> [What you need to do]:
Transcribe every line exactly and omit anything that is a picture.

> [Stored records]:
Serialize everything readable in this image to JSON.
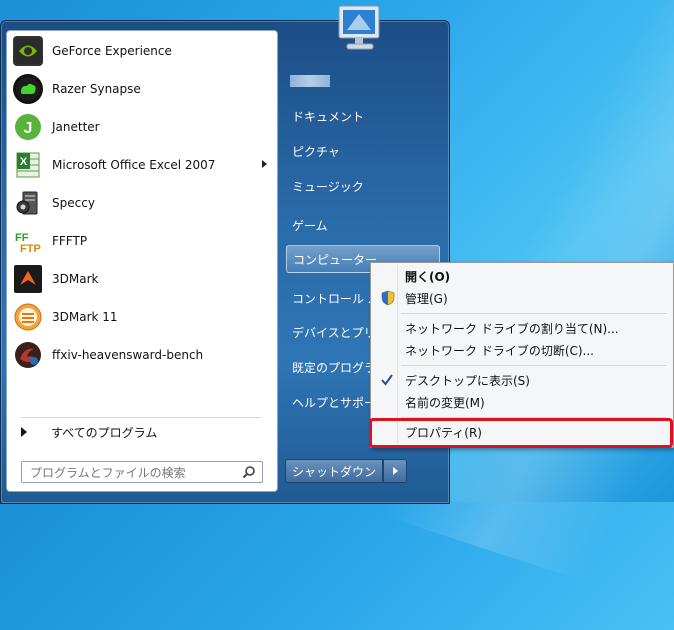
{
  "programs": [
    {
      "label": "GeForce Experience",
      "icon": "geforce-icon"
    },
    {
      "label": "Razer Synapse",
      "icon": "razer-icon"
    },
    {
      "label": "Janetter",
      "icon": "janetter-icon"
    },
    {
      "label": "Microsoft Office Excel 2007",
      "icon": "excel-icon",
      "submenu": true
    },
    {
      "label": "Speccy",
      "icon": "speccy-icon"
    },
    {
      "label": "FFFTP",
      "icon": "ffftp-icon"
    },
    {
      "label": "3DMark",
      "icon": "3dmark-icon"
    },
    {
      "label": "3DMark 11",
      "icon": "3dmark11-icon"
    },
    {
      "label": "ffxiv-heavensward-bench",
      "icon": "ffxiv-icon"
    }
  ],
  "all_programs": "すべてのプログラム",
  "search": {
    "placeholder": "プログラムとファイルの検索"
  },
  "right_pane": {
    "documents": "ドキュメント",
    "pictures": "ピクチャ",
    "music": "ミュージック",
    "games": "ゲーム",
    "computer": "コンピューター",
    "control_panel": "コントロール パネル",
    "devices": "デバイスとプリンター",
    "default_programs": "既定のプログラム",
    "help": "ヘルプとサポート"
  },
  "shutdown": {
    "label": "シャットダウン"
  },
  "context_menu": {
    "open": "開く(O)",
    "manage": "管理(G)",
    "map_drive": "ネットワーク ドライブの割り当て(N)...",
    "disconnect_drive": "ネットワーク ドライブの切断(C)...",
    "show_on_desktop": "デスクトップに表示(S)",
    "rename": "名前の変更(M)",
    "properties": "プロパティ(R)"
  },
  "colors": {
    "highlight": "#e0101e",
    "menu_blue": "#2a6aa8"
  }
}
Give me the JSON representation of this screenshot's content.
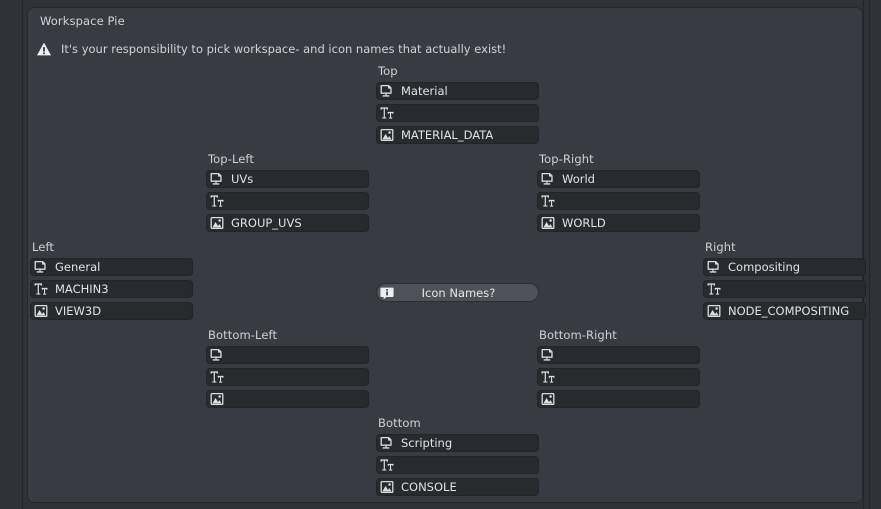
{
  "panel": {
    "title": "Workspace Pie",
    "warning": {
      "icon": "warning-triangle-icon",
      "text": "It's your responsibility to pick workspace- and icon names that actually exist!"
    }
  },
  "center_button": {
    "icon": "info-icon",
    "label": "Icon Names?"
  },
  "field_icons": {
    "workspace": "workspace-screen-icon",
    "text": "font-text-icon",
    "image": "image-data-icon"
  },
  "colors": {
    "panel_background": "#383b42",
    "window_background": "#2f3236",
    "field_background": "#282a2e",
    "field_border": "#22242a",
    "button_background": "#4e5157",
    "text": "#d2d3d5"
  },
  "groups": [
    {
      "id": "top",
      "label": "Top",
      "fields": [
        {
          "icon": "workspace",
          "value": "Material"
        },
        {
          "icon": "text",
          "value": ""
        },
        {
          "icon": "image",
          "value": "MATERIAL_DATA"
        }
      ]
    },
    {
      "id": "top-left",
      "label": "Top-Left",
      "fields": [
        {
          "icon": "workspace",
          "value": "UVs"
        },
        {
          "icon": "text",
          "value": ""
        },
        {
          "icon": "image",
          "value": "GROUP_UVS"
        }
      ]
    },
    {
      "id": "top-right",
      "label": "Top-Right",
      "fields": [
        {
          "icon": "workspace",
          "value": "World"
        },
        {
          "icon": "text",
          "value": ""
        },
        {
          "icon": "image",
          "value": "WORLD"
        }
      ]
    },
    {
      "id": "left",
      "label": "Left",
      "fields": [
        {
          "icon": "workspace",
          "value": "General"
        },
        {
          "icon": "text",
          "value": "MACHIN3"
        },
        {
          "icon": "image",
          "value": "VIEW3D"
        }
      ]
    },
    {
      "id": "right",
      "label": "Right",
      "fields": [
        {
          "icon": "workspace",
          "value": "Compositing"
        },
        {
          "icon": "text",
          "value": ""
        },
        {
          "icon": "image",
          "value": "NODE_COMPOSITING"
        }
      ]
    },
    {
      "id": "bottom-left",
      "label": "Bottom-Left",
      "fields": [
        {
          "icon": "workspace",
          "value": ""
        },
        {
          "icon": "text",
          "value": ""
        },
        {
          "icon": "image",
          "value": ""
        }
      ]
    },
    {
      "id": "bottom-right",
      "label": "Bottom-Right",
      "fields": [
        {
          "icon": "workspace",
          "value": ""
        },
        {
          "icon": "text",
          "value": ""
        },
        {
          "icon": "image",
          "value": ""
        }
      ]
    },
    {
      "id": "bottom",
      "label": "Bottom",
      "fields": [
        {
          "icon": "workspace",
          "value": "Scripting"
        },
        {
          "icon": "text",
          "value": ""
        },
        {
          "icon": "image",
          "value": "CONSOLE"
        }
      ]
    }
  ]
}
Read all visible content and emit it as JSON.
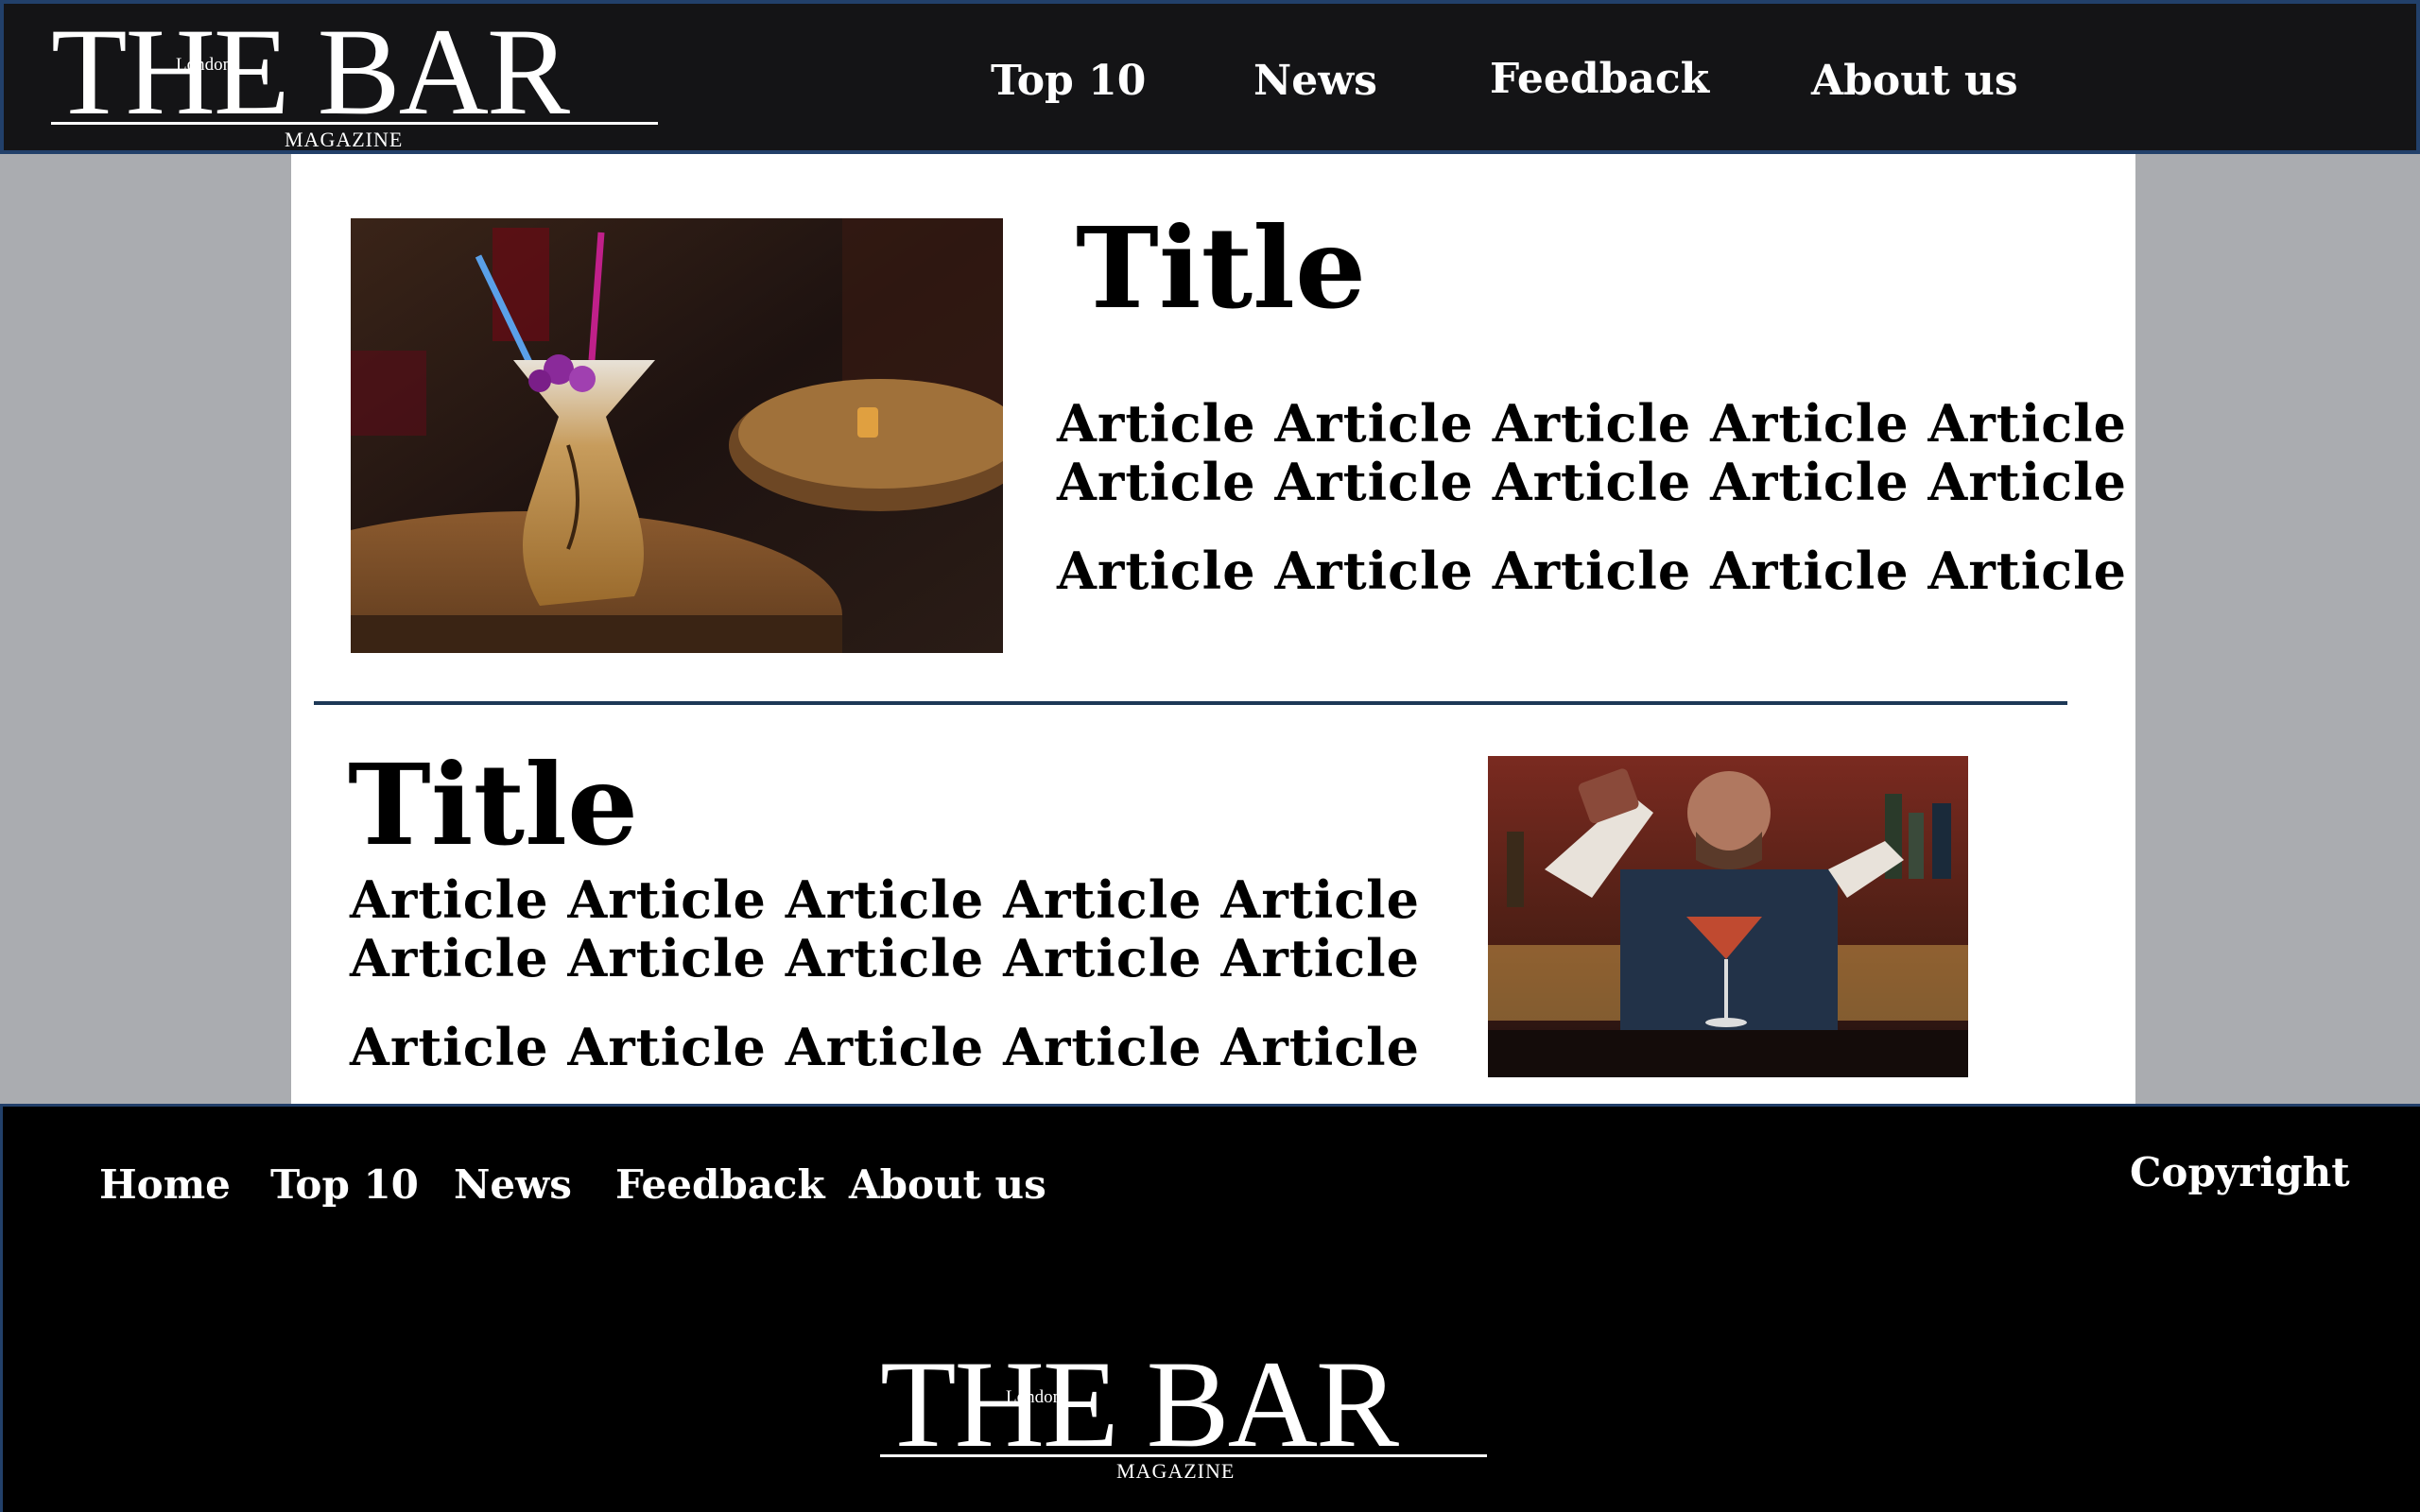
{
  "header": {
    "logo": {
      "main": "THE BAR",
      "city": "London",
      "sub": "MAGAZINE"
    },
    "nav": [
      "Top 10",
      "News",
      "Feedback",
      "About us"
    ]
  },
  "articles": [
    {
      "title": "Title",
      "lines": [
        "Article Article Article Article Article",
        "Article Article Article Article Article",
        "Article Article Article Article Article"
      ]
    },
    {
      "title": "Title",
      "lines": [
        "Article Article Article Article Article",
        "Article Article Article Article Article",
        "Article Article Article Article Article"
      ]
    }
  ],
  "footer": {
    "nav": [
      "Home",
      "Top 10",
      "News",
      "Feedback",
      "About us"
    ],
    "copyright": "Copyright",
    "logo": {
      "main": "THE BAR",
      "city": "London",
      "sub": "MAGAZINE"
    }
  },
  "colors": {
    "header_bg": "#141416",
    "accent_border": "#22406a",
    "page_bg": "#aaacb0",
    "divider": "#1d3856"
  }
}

> [Result of the task]:
Serialize everything readable in this image to JSON.
{
  "programs": [
    {
      "label": "GeForce Experience",
      "icon": "geforce-icon"
    },
    {
      "label": "Razer Synapse",
      "icon": "razer-icon"
    },
    {
      "label": "Janetter",
      "icon": "janetter-icon"
    },
    {
      "label": "Microsoft Office Excel 2007",
      "icon": "excel-icon",
      "submenu": true
    },
    {
      "label": "Speccy",
      "icon": "speccy-icon"
    },
    {
      "label": "FFFTP",
      "icon": "ffftp-icon"
    },
    {
      "label": "3DMark",
      "icon": "3dmark-icon"
    },
    {
      "label": "3DMark 11",
      "icon": "3dmark11-icon"
    },
    {
      "label": "ffxiv-heavensward-bench",
      "icon": "ffxiv-icon"
    }
  ],
  "all_programs": "すべてのプログラム",
  "search": {
    "placeholder": "プログラムとファイルの検索"
  },
  "right_pane": {
    "documents": "ドキュメント",
    "pictures": "ピクチャ",
    "music": "ミュージック",
    "games": "ゲーム",
    "computer": "コンピューター",
    "control_panel": "コントロール パネル",
    "devices": "デバイスとプリンター",
    "default_programs": "既定のプログラム",
    "help": "ヘルプとサポート"
  },
  "shutdown": {
    "label": "シャットダウン"
  },
  "context_menu": {
    "open": "開く(O)",
    "manage": "管理(G)",
    "map_drive": "ネットワーク ドライブの割り当て(N)...",
    "disconnect_drive": "ネットワーク ドライブの切断(C)...",
    "show_on_desktop": "デスクトップに表示(S)",
    "rename": "名前の変更(M)",
    "properties": "プロパティ(R)"
  },
  "colors": {
    "highlight": "#e0101e",
    "menu_blue": "#2a6aa8"
  }
}
Give me the JSON representation of this screenshot's content.
{
  "panel": {
    "title": "Workspace Pie",
    "warning": {
      "icon": "warning-triangle-icon",
      "text": "It's your responsibility to pick workspace- and icon names that actually exist!"
    }
  },
  "center_button": {
    "icon": "info-icon",
    "label": "Icon Names?"
  },
  "field_icons": {
    "workspace": "workspace-screen-icon",
    "text": "font-text-icon",
    "image": "image-data-icon"
  },
  "colors": {
    "panel_background": "#383b42",
    "window_background": "#2f3236",
    "field_background": "#282a2e",
    "field_border": "#22242a",
    "button_background": "#4e5157",
    "text": "#d2d3d5"
  },
  "groups": [
    {
      "id": "top",
      "label": "Top",
      "fields": [
        {
          "icon": "workspace",
          "value": "Material"
        },
        {
          "icon": "text",
          "value": ""
        },
        {
          "icon": "image",
          "value": "MATERIAL_DATA"
        }
      ]
    },
    {
      "id": "top-left",
      "label": "Top-Left",
      "fields": [
        {
          "icon": "workspace",
          "value": "UVs"
        },
        {
          "icon": "text",
          "value": ""
        },
        {
          "icon": "image",
          "value": "GROUP_UVS"
        }
      ]
    },
    {
      "id": "top-right",
      "label": "Top-Right",
      "fields": [
        {
          "icon": "workspace",
          "value": "World"
        },
        {
          "icon": "text",
          "value": ""
        },
        {
          "icon": "image",
          "value": "WORLD"
        }
      ]
    },
    {
      "id": "left",
      "label": "Left",
      "fields": [
        {
          "icon": "workspace",
          "value": "General"
        },
        {
          "icon": "text",
          "value": "MACHIN3"
        },
        {
          "icon": "image",
          "value": "VIEW3D"
        }
      ]
    },
    {
      "id": "right",
      "label": "Right",
      "fields": [
        {
          "icon": "workspace",
          "value": "Compositing"
        },
        {
          "icon": "text",
          "value": ""
        },
        {
          "icon": "image",
          "value": "NODE_COMPOSITING"
        }
      ]
    },
    {
      "id": "bottom-left",
      "label": "Bottom-Left",
      "fields": [
        {
          "icon": "workspace",
          "value": ""
        },
        {
          "icon": "text",
          "value": ""
        },
        {
          "icon": "image",
          "value": ""
        }
      ]
    },
    {
      "id": "bottom-right",
      "label": "Bottom-Right",
      "fields": [
        {
          "icon": "workspace",
          "value": ""
        },
        {
          "icon": "text",
          "value": ""
        },
        {
          "icon": "image",
          "value": ""
        }
      ]
    },
    {
      "id": "bottom",
      "label": "Bottom",
      "fields": [
        {
          "icon": "workspace",
          "value": "Scripting"
        },
        {
          "icon": "text",
          "value": ""
        },
        {
          "icon": "image",
          "value": "CONSOLE"
        }
      ]
    }
  ]
}
Read all visible content and emit it as JSON.
{
  "header": {
    "logo": {
      "main": "THE BAR",
      "city": "London",
      "sub": "MAGAZINE"
    },
    "nav": [
      "Top 10",
      "News",
      "Feedback",
      "About us"
    ]
  },
  "articles": [
    {
      "title": "Title",
      "lines": [
        "Article Article Article Article Article",
        "Article Article Article Article Article",
        "Article Article Article Article Article"
      ]
    },
    {
      "title": "Title",
      "lines": [
        "Article Article Article Article Article",
        "Article Article Article Article Article",
        "Article Article Article Article Article"
      ]
    }
  ],
  "footer": {
    "nav": [
      "Home",
      "Top 10",
      "News",
      "Feedback",
      "About us"
    ],
    "copyright": "Copyright",
    "logo": {
      "main": "THE BAR",
      "city": "London",
      "sub": "MAGAZINE"
    }
  },
  "colors": {
    "header_bg": "#141416",
    "accent_border": "#22406a",
    "page_bg": "#aaacb0",
    "divider": "#1d3856"
  }
}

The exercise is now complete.